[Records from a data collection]
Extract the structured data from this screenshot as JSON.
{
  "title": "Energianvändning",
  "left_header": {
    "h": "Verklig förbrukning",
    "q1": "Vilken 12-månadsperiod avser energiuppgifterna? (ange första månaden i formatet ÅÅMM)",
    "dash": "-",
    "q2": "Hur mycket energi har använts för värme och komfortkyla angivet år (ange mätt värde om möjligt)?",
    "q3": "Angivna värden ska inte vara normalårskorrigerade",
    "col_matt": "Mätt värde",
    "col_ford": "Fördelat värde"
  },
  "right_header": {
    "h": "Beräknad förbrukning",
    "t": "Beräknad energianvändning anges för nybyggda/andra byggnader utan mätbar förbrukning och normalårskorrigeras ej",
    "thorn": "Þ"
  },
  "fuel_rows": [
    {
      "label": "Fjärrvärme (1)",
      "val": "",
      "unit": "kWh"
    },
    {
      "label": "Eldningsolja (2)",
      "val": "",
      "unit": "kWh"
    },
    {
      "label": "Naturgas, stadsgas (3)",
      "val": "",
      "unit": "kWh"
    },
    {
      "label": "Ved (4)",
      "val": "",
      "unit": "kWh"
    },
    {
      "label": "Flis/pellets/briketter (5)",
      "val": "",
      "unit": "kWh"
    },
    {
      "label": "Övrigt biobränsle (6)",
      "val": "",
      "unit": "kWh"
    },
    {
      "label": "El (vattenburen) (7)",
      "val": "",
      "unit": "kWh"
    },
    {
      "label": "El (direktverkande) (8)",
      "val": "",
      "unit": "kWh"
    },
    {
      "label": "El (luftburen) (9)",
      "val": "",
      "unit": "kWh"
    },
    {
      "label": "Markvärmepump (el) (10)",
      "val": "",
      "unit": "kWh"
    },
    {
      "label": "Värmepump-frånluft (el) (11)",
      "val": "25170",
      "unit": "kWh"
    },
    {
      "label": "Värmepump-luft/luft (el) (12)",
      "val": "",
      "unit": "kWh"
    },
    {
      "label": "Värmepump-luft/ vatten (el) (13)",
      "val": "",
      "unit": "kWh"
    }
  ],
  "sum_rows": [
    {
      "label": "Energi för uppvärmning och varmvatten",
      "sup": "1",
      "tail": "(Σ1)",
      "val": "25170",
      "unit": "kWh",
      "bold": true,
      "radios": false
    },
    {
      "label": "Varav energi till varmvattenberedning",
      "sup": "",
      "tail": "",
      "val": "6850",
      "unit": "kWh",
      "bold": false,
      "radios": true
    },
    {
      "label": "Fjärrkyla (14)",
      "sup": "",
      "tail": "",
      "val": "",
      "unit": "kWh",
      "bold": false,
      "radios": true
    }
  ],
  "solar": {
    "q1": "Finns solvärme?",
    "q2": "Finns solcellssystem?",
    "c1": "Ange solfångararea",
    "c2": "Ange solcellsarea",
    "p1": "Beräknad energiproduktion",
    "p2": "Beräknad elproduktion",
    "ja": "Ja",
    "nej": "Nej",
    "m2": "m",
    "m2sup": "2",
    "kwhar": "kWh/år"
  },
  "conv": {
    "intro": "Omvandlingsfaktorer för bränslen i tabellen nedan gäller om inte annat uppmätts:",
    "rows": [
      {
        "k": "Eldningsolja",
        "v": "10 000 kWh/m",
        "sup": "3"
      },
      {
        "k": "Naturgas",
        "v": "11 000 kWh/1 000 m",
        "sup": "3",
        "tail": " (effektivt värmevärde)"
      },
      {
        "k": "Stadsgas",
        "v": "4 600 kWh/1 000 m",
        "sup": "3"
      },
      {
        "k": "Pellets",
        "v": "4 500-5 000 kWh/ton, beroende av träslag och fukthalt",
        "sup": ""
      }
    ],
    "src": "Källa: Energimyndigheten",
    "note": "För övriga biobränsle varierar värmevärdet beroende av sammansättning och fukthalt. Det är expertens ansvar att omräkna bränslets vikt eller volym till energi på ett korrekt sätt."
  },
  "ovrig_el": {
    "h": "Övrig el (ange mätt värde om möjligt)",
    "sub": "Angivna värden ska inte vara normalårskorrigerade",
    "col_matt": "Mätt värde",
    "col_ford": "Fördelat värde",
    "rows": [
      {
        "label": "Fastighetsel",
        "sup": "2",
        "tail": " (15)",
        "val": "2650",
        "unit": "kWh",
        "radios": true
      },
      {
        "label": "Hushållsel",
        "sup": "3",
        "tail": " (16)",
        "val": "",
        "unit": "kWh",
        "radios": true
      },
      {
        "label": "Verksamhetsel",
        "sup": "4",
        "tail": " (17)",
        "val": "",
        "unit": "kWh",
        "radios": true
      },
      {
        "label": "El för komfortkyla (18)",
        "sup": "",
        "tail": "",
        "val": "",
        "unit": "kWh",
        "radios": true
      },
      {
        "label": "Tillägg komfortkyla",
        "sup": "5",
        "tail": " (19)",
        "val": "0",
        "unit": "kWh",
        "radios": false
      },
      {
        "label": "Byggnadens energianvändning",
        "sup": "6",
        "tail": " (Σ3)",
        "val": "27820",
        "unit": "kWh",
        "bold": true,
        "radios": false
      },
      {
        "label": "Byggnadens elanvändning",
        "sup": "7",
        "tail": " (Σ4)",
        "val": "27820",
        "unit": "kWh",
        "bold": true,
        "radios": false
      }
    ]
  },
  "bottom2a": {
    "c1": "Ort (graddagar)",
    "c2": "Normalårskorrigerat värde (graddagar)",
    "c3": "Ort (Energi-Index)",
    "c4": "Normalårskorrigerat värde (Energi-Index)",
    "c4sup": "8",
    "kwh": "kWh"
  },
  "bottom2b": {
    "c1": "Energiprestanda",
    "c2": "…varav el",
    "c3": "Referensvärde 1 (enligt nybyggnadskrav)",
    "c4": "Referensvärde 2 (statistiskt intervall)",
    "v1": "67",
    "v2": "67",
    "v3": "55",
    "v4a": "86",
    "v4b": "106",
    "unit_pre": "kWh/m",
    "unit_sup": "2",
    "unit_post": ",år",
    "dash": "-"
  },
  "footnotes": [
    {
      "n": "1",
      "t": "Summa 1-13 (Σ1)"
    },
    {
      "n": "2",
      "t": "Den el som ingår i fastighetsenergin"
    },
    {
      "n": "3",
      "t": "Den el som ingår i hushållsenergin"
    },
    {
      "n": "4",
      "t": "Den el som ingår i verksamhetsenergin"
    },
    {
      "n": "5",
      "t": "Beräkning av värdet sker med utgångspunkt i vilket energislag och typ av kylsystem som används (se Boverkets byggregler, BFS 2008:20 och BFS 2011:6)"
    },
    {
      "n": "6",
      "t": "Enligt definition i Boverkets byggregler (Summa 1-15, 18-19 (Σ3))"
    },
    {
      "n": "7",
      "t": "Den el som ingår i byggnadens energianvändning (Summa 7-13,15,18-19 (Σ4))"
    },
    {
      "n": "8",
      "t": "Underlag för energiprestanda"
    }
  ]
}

**Task statement:** Print the material above once more, exactly.

**Solution to this task:**
Extract the structured data from this screenshot as JSON.
{
  "title": "Energianvändning",
  "left_header": {
    "h": "Verklig förbrukning",
    "q1": "Vilken 12-månadsperiod avser energiuppgifterna? (ange första månaden i formatet ÅÅMM)",
    "dash": "-",
    "q2": "Hur mycket energi har använts för värme och komfortkyla angivet år (ange mätt värde om möjligt)?",
    "q3": "Angivna värden ska inte vara normalårskorrigerade",
    "col_matt": "Mätt värde",
    "col_ford": "Fördelat värde"
  },
  "right_header": {
    "h": "Beräknad förbrukning",
    "t": "Beräknad energianvändning anges för nybyggda/andra byggnader utan mätbar förbrukning och normalårskorrigeras ej",
    "thorn": "Þ"
  },
  "fuel_rows": [
    {
      "label": "Fjärrvärme (1)",
      "val": "",
      "unit": "kWh"
    },
    {
      "label": "Eldningsolja (2)",
      "val": "",
      "unit": "kWh"
    },
    {
      "label": "Naturgas, stadsgas (3)",
      "val": "",
      "unit": "kWh"
    },
    {
      "label": "Ved (4)",
      "val": "",
      "unit": "kWh"
    },
    {
      "label": "Flis/pellets/briketter (5)",
      "val": "",
      "unit": "kWh"
    },
    {
      "label": "Övrigt biobränsle (6)",
      "val": "",
      "unit": "kWh"
    },
    {
      "label": "El (vattenburen) (7)",
      "val": "",
      "unit": "kWh"
    },
    {
      "label": "El (direktverkande) (8)",
      "val": "",
      "unit": "kWh"
    },
    {
      "label": "El (luftburen) (9)",
      "val": "",
      "unit": "kWh"
    },
    {
      "label": "Markvärmepump (el) (10)",
      "val": "",
      "unit": "kWh"
    },
    {
      "label": "Värmepump-frånluft (el) (11)",
      "val": "25170",
      "unit": "kWh"
    },
    {
      "label": "Värmepump-luft/luft (el) (12)",
      "val": "",
      "unit": "kWh"
    },
    {
      "label": "Värmepump-luft/ vatten (el) (13)",
      "val": "",
      "unit": "kWh"
    }
  ],
  "sum_rows": [
    {
      "label": "Energi för uppvärmning och varmvatten",
      "sup": "1",
      "tail": "(Σ1)",
      "val": "25170",
      "unit": "kWh",
      "bold": true,
      "radios": false
    },
    {
      "label": "Varav energi till varmvattenberedning",
      "sup": "",
      "tail": "",
      "val": "6850",
      "unit": "kWh",
      "bold": false,
      "radios": true
    },
    {
      "label": "Fjärrkyla (14)",
      "sup": "",
      "tail": "",
      "val": "",
      "unit": "kWh",
      "bold": false,
      "radios": true
    }
  ],
  "solar": {
    "q1": "Finns solvärme?",
    "q2": "Finns solcellssystem?",
    "c1": "Ange solfångararea",
    "c2": "Ange solcellsarea",
    "p1": "Beräknad energiproduktion",
    "p2": "Beräknad elproduktion",
    "ja": "Ja",
    "nej": "Nej",
    "m2": "m",
    "m2sup": "2",
    "kwhar": "kWh/år"
  },
  "conv": {
    "intro": "Omvandlingsfaktorer för bränslen i tabellen nedan gäller om inte annat uppmätts:",
    "rows": [
      {
        "k": "Eldningsolja",
        "v": "10 000 kWh/m",
        "sup": "3"
      },
      {
        "k": "Naturgas",
        "v": "11 000 kWh/1 000 m",
        "sup": "3",
        "tail": " (effektivt värmevärde)"
      },
      {
        "k": "Stadsgas",
        "v": "4 600 kWh/1 000 m",
        "sup": "3"
      },
      {
        "k": "Pellets",
        "v": "4 500-5 000 kWh/ton, beroende av träslag och fukthalt",
        "sup": ""
      }
    ],
    "src": "Källa: Energimyndigheten",
    "note": "För övriga biobränsle varierar värmevärdet beroende av sammansättning och fukthalt. Det är expertens ansvar att omräkna bränslets vikt eller volym till energi på ett korrekt sätt."
  },
  "ovrig_el": {
    "h": "Övrig el (ange mätt värde om möjligt)",
    "sub": "Angivna värden ska inte vara normalårskorrigerade",
    "col_matt": "Mätt värde",
    "col_ford": "Fördelat värde",
    "rows": [
      {
        "label": "Fastighetsel",
        "sup": "2",
        "tail": " (15)",
        "val": "2650",
        "unit": "kWh",
        "radios": true
      },
      {
        "label": "Hushållsel",
        "sup": "3",
        "tail": " (16)",
        "val": "",
        "unit": "kWh",
        "radios": true
      },
      {
        "label": "Verksamhetsel",
        "sup": "4",
        "tail": " (17)",
        "val": "",
        "unit": "kWh",
        "radios": true
      },
      {
        "label": "El för komfortkyla (18)",
        "sup": "",
        "tail": "",
        "val": "",
        "unit": "kWh",
        "radios": true
      },
      {
        "label": "Tillägg komfortkyla",
        "sup": "5",
        "tail": " (19)",
        "val": "0",
        "unit": "kWh",
        "radios": false
      },
      {
        "label": "Byggnadens energianvändning",
        "sup": "6",
        "tail": " (Σ3)",
        "val": "27820",
        "unit": "kWh",
        "bold": true,
        "radios": false
      },
      {
        "label": "Byggnadens elanvändning",
        "sup": "7",
        "tail": " (Σ4)",
        "val": "27820",
        "unit": "kWh",
        "bold": true,
        "radios": false
      }
    ]
  },
  "bottom2a": {
    "c1": "Ort (graddagar)",
    "c2": "Normalårskorrigerat värde (graddagar)",
    "c3": "Ort (Energi-Index)",
    "c4": "Normalårskorrigerat värde (Energi-Index)",
    "c4sup": "8",
    "kwh": "kWh"
  },
  "bottom2b": {
    "c1": "Energiprestanda",
    "c2": "…varav el",
    "c3": "Referensvärde 1 (enligt nybyggnadskrav)",
    "c4": "Referensvärde 2 (statistiskt intervall)",
    "v1": "67",
    "v2": "67",
    "v3": "55",
    "v4a": "86",
    "v4b": "106",
    "unit_pre": "kWh/m",
    "unit_sup": "2",
    "unit_post": ",år",
    "dash": "-"
  },
  "footnotes": [
    {
      "n": "1",
      "t": "Summa 1-13 (Σ1)"
    },
    {
      "n": "2",
      "t": "Den el som ingår i fastighetsenergin"
    },
    {
      "n": "3",
      "t": "Den el som ingår i hushållsenergin"
    },
    {
      "n": "4",
      "t": "Den el som ingår i verksamhetsenergin"
    },
    {
      "n": "5",
      "t": "Beräkning av värdet sker med utgångspunkt i vilket energislag och typ av kylsystem som används (se Boverkets byggregler, BFS 2008:20 och BFS 2011:6)"
    },
    {
      "n": "6",
      "t": "Enligt definition i Boverkets byggregler (Summa 1-15, 18-19 (Σ3))"
    },
    {
      "n": "7",
      "t": "Den el som ingår i byggnadens energianvändning (Summa 7-13,15,18-19 (Σ4))"
    },
    {
      "n": "8",
      "t": "Underlag för energiprestanda"
    }
  ]
}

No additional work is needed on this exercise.